## Job:
Keep only the lines where "title" appears.

'''

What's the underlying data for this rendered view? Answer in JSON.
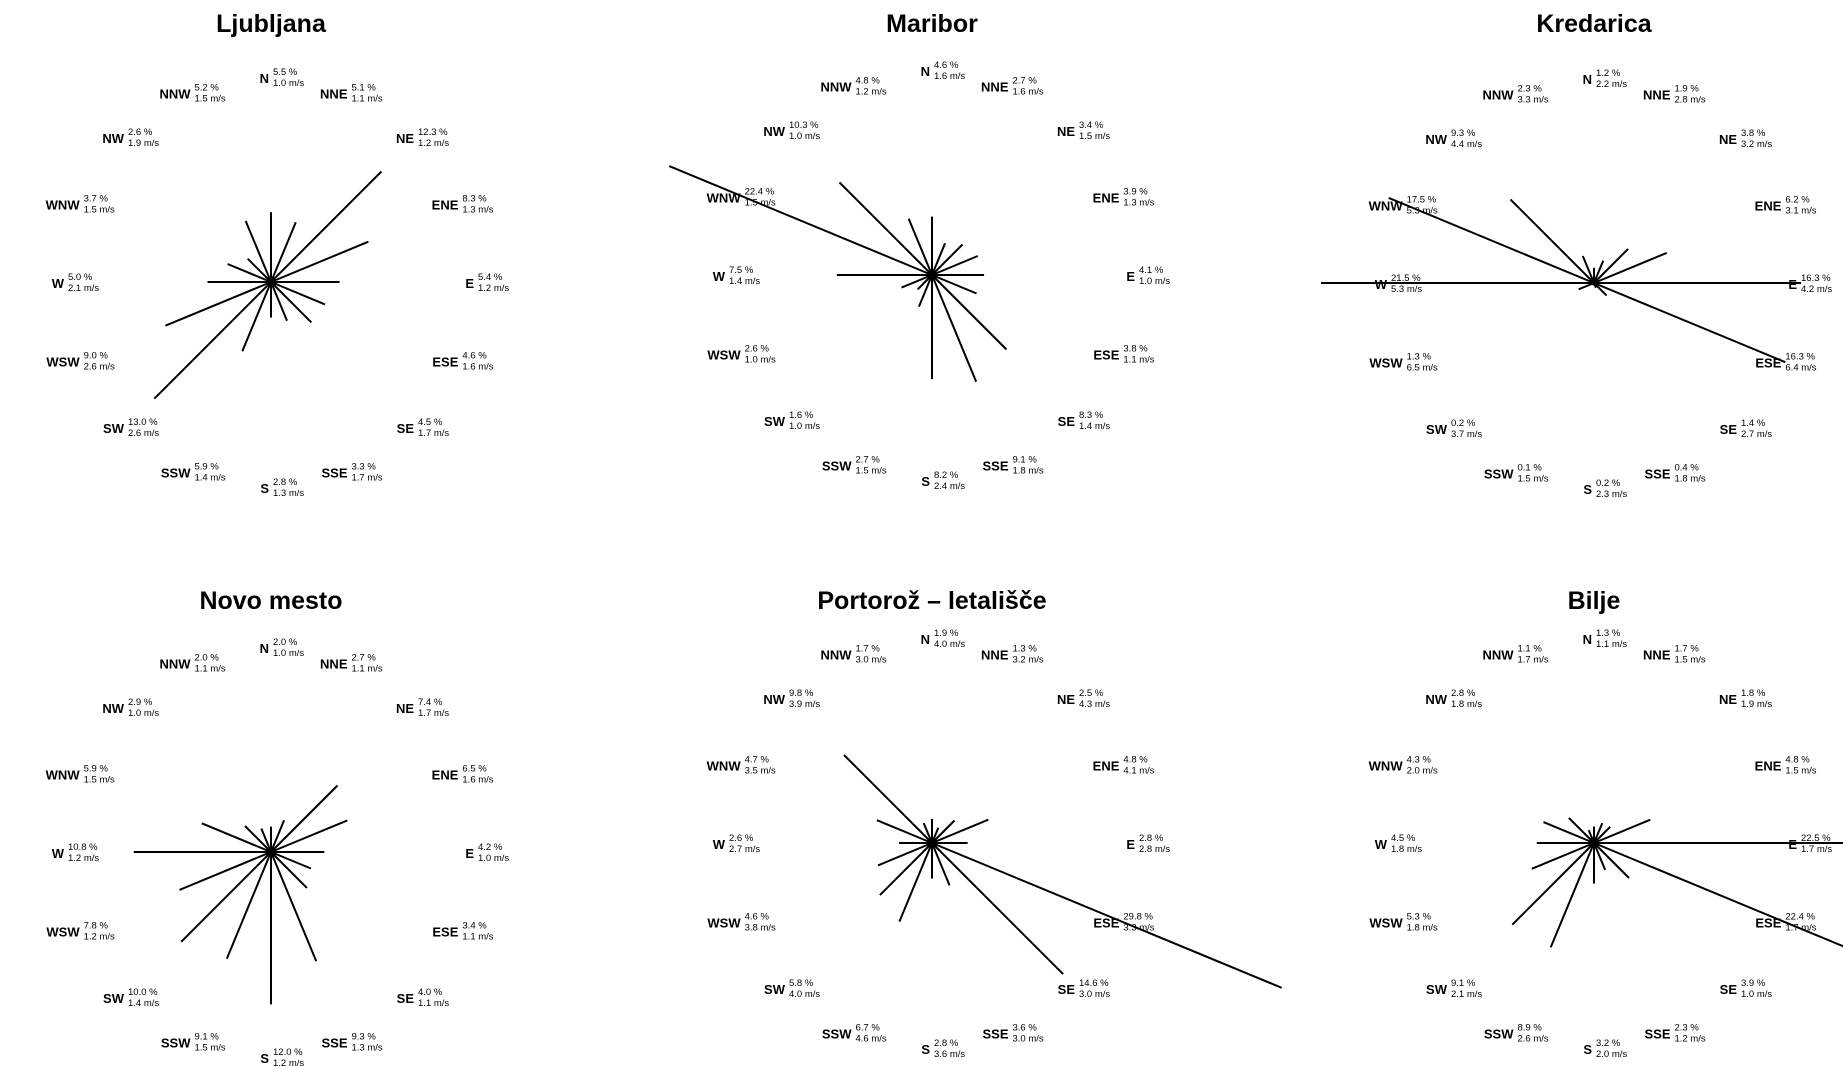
{
  "chart_data": [
    {
      "type": "wind_rose",
      "title": "Ljubljana",
      "directions": [
        {
          "dir": "N",
          "freq": 5.5,
          "freq_label": "5.5 %",
          "speed_label": "1.0 m/s"
        },
        {
          "dir": "NNE",
          "freq": 5.1,
          "freq_label": "5.1 %",
          "speed_label": "1.1 m/s"
        },
        {
          "dir": "NE",
          "freq": 12.3,
          "freq_label": "12.3 %",
          "speed_label": "1.2 m/s"
        },
        {
          "dir": "ENE",
          "freq": 8.3,
          "freq_label": "8.3 %",
          "speed_label": "1.3 m/s"
        },
        {
          "dir": "E",
          "freq": 5.4,
          "freq_label": "5.4 %",
          "speed_label": "1.2 m/s"
        },
        {
          "dir": "ESE",
          "freq": 4.6,
          "freq_label": "4.6 %",
          "speed_label": "1.6 m/s"
        },
        {
          "dir": "SE",
          "freq": 4.5,
          "freq_label": "4.5 %",
          "speed_label": "1.7 m/s"
        },
        {
          "dir": "SSE",
          "freq": 3.3,
          "freq_label": "3.3 %",
          "speed_label": "1.7 m/s"
        },
        {
          "dir": "S",
          "freq": 2.8,
          "freq_label": "2.8 %",
          "speed_label": "1.3 m/s"
        },
        {
          "dir": "SSW",
          "freq": 5.9,
          "freq_label": "5.9 %",
          "speed_label": "1.4 m/s"
        },
        {
          "dir": "SW",
          "freq": 13.0,
          "freq_label": "13.0 %",
          "speed_label": "2.6 m/s"
        },
        {
          "dir": "WSW",
          "freq": 9.0,
          "freq_label": "9.0 %",
          "speed_label": "2.6 m/s"
        },
        {
          "dir": "W",
          "freq": 5.0,
          "freq_label": "5.0 %",
          "speed_label": "2.1 m/s"
        },
        {
          "dir": "WNW",
          "freq": 3.7,
          "freq_label": "3.7 %",
          "speed_label": "1.5 m/s"
        },
        {
          "dir": "NW",
          "freq": 2.6,
          "freq_label": "2.6 %",
          "speed_label": "1.9 m/s"
        },
        {
          "dir": "NNW",
          "freq": 5.2,
          "freq_label": "5.2 %",
          "speed_label": "1.5 m/s"
        }
      ]
    },
    {
      "type": "wind_rose",
      "title": "Maribor",
      "directions": [
        {
          "dir": "N",
          "freq": 4.6,
          "freq_label": "4.6 %",
          "speed_label": "1.6 m/s"
        },
        {
          "dir": "NNE",
          "freq": 2.7,
          "freq_label": "2.7 %",
          "speed_label": "1.6 m/s"
        },
        {
          "dir": "NE",
          "freq": 3.4,
          "freq_label": "3.4 %",
          "speed_label": "1.5 m/s"
        },
        {
          "dir": "ENE",
          "freq": 3.9,
          "freq_label": "3.9 %",
          "speed_label": "1.3 m/s"
        },
        {
          "dir": "E",
          "freq": 4.1,
          "freq_label": "4.1 %",
          "speed_label": "1.0 m/s"
        },
        {
          "dir": "ESE",
          "freq": 3.8,
          "freq_label": "3.8 %",
          "speed_label": "1.1 m/s"
        },
        {
          "dir": "SE",
          "freq": 8.3,
          "freq_label": "8.3 %",
          "speed_label": "1.4 m/s"
        },
        {
          "dir": "SSE",
          "freq": 9.1,
          "freq_label": "9.1 %",
          "speed_label": "1.8 m/s"
        },
        {
          "dir": "S",
          "freq": 8.2,
          "freq_label": "8.2 %",
          "speed_label": "2.4 m/s"
        },
        {
          "dir": "SSW",
          "freq": 2.7,
          "freq_label": "2.7 %",
          "speed_label": "1.5 m/s"
        },
        {
          "dir": "SW",
          "freq": 1.6,
          "freq_label": "1.6 %",
          "speed_label": "1.0 m/s"
        },
        {
          "dir": "WSW",
          "freq": 2.6,
          "freq_label": "2.6 %",
          "speed_label": "1.0 m/s"
        },
        {
          "dir": "W",
          "freq": 7.5,
          "freq_label": "7.5 %",
          "speed_label": "1.4 m/s"
        },
        {
          "dir": "WNW",
          "freq": 22.4,
          "freq_label": "22.4 %",
          "speed_label": "1.5 m/s"
        },
        {
          "dir": "NW",
          "freq": 10.3,
          "freq_label": "10.3 %",
          "speed_label": "1.0 m/s"
        },
        {
          "dir": "NNW",
          "freq": 4.8,
          "freq_label": "4.8 %",
          "speed_label": "1.2 m/s"
        }
      ]
    },
    {
      "type": "wind_rose",
      "title": "Kredarica",
      "directions": [
        {
          "dir": "N",
          "freq": 1.2,
          "freq_label": "1.2 %",
          "speed_label": "2.2 m/s"
        },
        {
          "dir": "NNE",
          "freq": 1.9,
          "freq_label": "1.9 %",
          "speed_label": "2.8 m/s"
        },
        {
          "dir": "NE",
          "freq": 3.8,
          "freq_label": "3.8 %",
          "speed_label": "3.2 m/s"
        },
        {
          "dir": "ENE",
          "freq": 6.2,
          "freq_label": "6.2 %",
          "speed_label": "3.1 m/s"
        },
        {
          "dir": "E",
          "freq": 16.3,
          "freq_label": "16.3 %",
          "speed_label": "4.2 m/s"
        },
        {
          "dir": "ESE",
          "freq": 16.3,
          "freq_label": "16.3 %",
          "speed_label": "6.4 m/s"
        },
        {
          "dir": "SE",
          "freq": 1.4,
          "freq_label": "1.4 %",
          "speed_label": "2.7 m/s"
        },
        {
          "dir": "SSE",
          "freq": 0.4,
          "freq_label": "0.4 %",
          "speed_label": "1.8 m/s"
        },
        {
          "dir": "S",
          "freq": 0.2,
          "freq_label": "0.2 %",
          "speed_label": "2.3 m/s"
        },
        {
          "dir": "SSW",
          "freq": 0.1,
          "freq_label": "0.1 %",
          "speed_label": "1.5 m/s"
        },
        {
          "dir": "SW",
          "freq": 0.2,
          "freq_label": "0.2 %",
          "speed_label": "3.7 m/s"
        },
        {
          "dir": "WSW",
          "freq": 1.3,
          "freq_label": "1.3 %",
          "speed_label": "6.5 m/s"
        },
        {
          "dir": "W",
          "freq": 21.5,
          "freq_label": "21.5 %",
          "speed_label": "5.3 m/s"
        },
        {
          "dir": "WNW",
          "freq": 17.5,
          "freq_label": "17.5 %",
          "speed_label": "5.3 m/s"
        },
        {
          "dir": "NW",
          "freq": 9.3,
          "freq_label": "9.3 %",
          "speed_label": "4.4 m/s"
        },
        {
          "dir": "NNW",
          "freq": 2.3,
          "freq_label": "2.3 %",
          "speed_label": "3.3 m/s"
        }
      ]
    },
    {
      "type": "wind_rose",
      "title": "Novo mesto",
      "directions": [
        {
          "dir": "N",
          "freq": 2.0,
          "freq_label": "2.0 %",
          "speed_label": "1.0 m/s"
        },
        {
          "dir": "NNE",
          "freq": 2.7,
          "freq_label": "2.7 %",
          "speed_label": "1.1 m/s"
        },
        {
          "dir": "NE",
          "freq": 7.4,
          "freq_label": "7.4 %",
          "speed_label": "1.7 m/s"
        },
        {
          "dir": "ENE",
          "freq": 6.5,
          "freq_label": "6.5 %",
          "speed_label": "1.6 m/s"
        },
        {
          "dir": "E",
          "freq": 4.2,
          "freq_label": "4.2 %",
          "speed_label": "1.0 m/s"
        },
        {
          "dir": "ESE",
          "freq": 3.4,
          "freq_label": "3.4 %",
          "speed_label": "1.1 m/s"
        },
        {
          "dir": "SE",
          "freq": 4.0,
          "freq_label": "4.0 %",
          "speed_label": "1.1 m/s"
        },
        {
          "dir": "SSE",
          "freq": 9.3,
          "freq_label": "9.3 %",
          "speed_label": "1.3 m/s"
        },
        {
          "dir": "S",
          "freq": 12.0,
          "freq_label": "12.0 %",
          "speed_label": "1.2 m/s"
        },
        {
          "dir": "SSW",
          "freq": 9.1,
          "freq_label": "9.1 %",
          "speed_label": "1.5 m/s"
        },
        {
          "dir": "SW",
          "freq": 10.0,
          "freq_label": "10.0 %",
          "speed_label": "1.4 m/s"
        },
        {
          "dir": "WSW",
          "freq": 7.8,
          "freq_label": "7.8 %",
          "speed_label": "1.2 m/s"
        },
        {
          "dir": "W",
          "freq": 10.8,
          "freq_label": "10.8 %",
          "speed_label": "1.2 m/s"
        },
        {
          "dir": "WNW",
          "freq": 5.9,
          "freq_label": "5.9 %",
          "speed_label": "1.5 m/s"
        },
        {
          "dir": "NW",
          "freq": 2.9,
          "freq_label": "2.9 %",
          "speed_label": "1.0 m/s"
        },
        {
          "dir": "NNW",
          "freq": 2.0,
          "freq_label": "2.0 %",
          "speed_label": "1.1 m/s"
        }
      ]
    },
    {
      "type": "wind_rose",
      "title": "Portorož – letališče",
      "directions": [
        {
          "dir": "N",
          "freq": 1.9,
          "freq_label": "1.9 %",
          "speed_label": "4.0 m/s"
        },
        {
          "dir": "NNE",
          "freq": 1.3,
          "freq_label": "1.3 %",
          "speed_label": "3.2 m/s"
        },
        {
          "dir": "NE",
          "freq": 2.5,
          "freq_label": "2.5 %",
          "speed_label": "4.3 m/s"
        },
        {
          "dir": "ENE",
          "freq": 4.8,
          "freq_label": "4.8 %",
          "speed_label": "4.1 m/s"
        },
        {
          "dir": "E",
          "freq": 2.8,
          "freq_label": "2.8 %",
          "speed_label": "2.8 m/s"
        },
        {
          "dir": "ESE",
          "freq": 29.8,
          "freq_label": "29.8 %",
          "speed_label": "3.3 m/s"
        },
        {
          "dir": "SE",
          "freq": 14.6,
          "freq_label": "14.6 %",
          "speed_label": "3.0 m/s"
        },
        {
          "dir": "SSE",
          "freq": 3.6,
          "freq_label": "3.6 %",
          "speed_label": "3.0 m/s"
        },
        {
          "dir": "S",
          "freq": 2.8,
          "freq_label": "2.8 %",
          "speed_label": "3.6 m/s"
        },
        {
          "dir": "SSW",
          "freq": 6.7,
          "freq_label": "6.7 %",
          "speed_label": "4.6 m/s"
        },
        {
          "dir": "SW",
          "freq": 5.8,
          "freq_label": "5.8 %",
          "speed_label": "4.0 m/s"
        },
        {
          "dir": "WSW",
          "freq": 4.6,
          "freq_label": "4.6 %",
          "speed_label": "3.8 m/s"
        },
        {
          "dir": "W",
          "freq": 2.6,
          "freq_label": "2.6 %",
          "speed_label": "2.7 m/s"
        },
        {
          "dir": "WNW",
          "freq": 4.7,
          "freq_label": "4.7 %",
          "speed_label": "3.5 m/s"
        },
        {
          "dir": "NW",
          "freq": 9.8,
          "freq_label": "9.8 %",
          "speed_label": "3.9 m/s"
        },
        {
          "dir": "NNW",
          "freq": 1.7,
          "freq_label": "1.7 %",
          "speed_label": "3.0 m/s"
        }
      ]
    },
    {
      "type": "wind_rose",
      "title": "Bilje",
      "directions": [
        {
          "dir": "N",
          "freq": 1.3,
          "freq_label": "1.3 %",
          "speed_label": "1.1 m/s"
        },
        {
          "dir": "NNE",
          "freq": 1.7,
          "freq_label": "1.7 %",
          "speed_label": "1.5 m/s"
        },
        {
          "dir": "NE",
          "freq": 1.8,
          "freq_label": "1.8 %",
          "speed_label": "1.9 m/s"
        },
        {
          "dir": "ENE",
          "freq": 4.8,
          "freq_label": "4.8 %",
          "speed_label": "1.5 m/s"
        },
        {
          "dir": "E",
          "freq": 22.5,
          "freq_label": "22.5 %",
          "speed_label": "1.7 m/s"
        },
        {
          "dir": "ESE",
          "freq": 22.4,
          "freq_label": "22.4 %",
          "speed_label": "1.7 m/s"
        },
        {
          "dir": "SE",
          "freq": 3.9,
          "freq_label": "3.9 %",
          "speed_label": "1.0 m/s"
        },
        {
          "dir": "SSE",
          "freq": 2.3,
          "freq_label": "2.3 %",
          "speed_label": "1.2 m/s"
        },
        {
          "dir": "S",
          "freq": 3.2,
          "freq_label": "3.2 %",
          "speed_label": "2.0 m/s"
        },
        {
          "dir": "SSW",
          "freq": 8.9,
          "freq_label": "8.9 %",
          "speed_label": "2.6 m/s"
        },
        {
          "dir": "SW",
          "freq": 9.1,
          "freq_label": "9.1 %",
          "speed_label": "2.1 m/s"
        },
        {
          "dir": "WSW",
          "freq": 5.3,
          "freq_label": "5.3 %",
          "speed_label": "1.8 m/s"
        },
        {
          "dir": "W",
          "freq": 4.5,
          "freq_label": "4.5 %",
          "speed_label": "1.8 m/s"
        },
        {
          "dir": "WNW",
          "freq": 4.3,
          "freq_label": "4.3 %",
          "speed_label": "2.0 m/s"
        },
        {
          "dir": "NW",
          "freq": 2.8,
          "freq_label": "2.8 %",
          "speed_label": "1.8 m/s"
        },
        {
          "dir": "NNW",
          "freq": 1.1,
          "freq_label": "1.1 %",
          "speed_label": "1.7 m/s"
        }
      ]
    }
  ]
}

'''

## Result for this task:
      "title": "Ljubljana",
      "title": "Maribor",
      "title": "Kredarica",
      "title": "Novo mesto",
      "title": "Portorož – letališče",
      "title": "Bilje",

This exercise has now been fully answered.